(Figure content listings)
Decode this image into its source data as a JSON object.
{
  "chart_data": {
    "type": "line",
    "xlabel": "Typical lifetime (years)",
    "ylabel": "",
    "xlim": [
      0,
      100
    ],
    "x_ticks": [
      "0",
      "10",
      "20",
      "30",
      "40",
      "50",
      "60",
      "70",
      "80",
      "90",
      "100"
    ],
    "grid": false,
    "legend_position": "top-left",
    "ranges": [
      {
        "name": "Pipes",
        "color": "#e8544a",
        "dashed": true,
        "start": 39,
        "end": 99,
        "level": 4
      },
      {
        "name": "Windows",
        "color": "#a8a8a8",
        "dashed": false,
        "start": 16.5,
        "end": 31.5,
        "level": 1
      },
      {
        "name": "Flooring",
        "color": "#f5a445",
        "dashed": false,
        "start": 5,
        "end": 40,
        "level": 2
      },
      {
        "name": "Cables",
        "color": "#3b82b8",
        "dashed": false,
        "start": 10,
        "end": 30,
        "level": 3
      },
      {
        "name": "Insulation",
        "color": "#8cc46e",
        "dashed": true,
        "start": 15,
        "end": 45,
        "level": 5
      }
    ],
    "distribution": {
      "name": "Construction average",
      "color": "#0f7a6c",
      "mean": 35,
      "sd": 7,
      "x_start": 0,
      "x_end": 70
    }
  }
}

* * *

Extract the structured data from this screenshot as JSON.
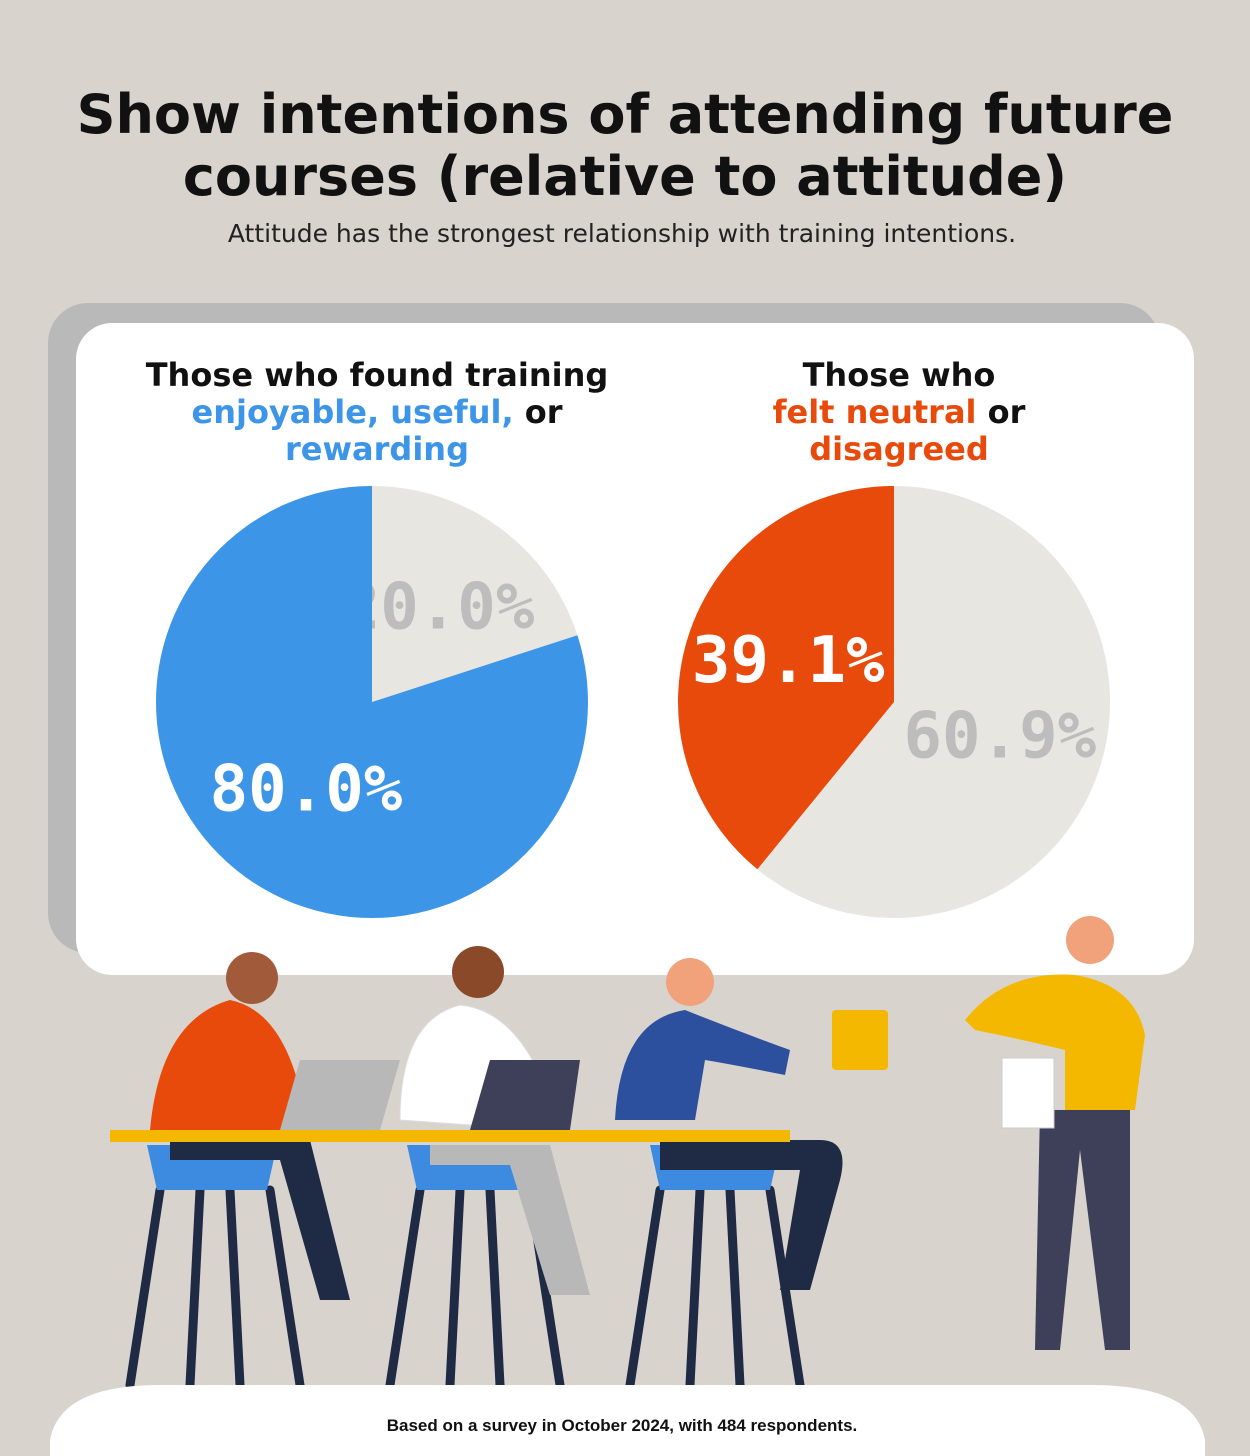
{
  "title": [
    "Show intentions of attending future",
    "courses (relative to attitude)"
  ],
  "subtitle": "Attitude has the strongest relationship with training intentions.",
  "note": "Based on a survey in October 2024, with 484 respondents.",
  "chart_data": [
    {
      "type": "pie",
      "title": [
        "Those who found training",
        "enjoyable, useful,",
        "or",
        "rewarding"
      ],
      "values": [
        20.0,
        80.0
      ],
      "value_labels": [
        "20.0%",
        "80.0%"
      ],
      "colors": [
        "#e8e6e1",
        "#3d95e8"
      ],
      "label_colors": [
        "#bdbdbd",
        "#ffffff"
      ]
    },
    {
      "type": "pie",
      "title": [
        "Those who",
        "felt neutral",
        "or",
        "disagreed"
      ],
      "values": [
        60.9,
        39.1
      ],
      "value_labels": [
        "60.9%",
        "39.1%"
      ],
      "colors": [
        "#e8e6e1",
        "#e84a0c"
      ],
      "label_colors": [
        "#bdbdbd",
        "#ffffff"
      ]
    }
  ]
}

Set exercise>
Among the entries above, how many lines hold the string "JSON"? Respond with nothing but the number.

Completed exercise>
2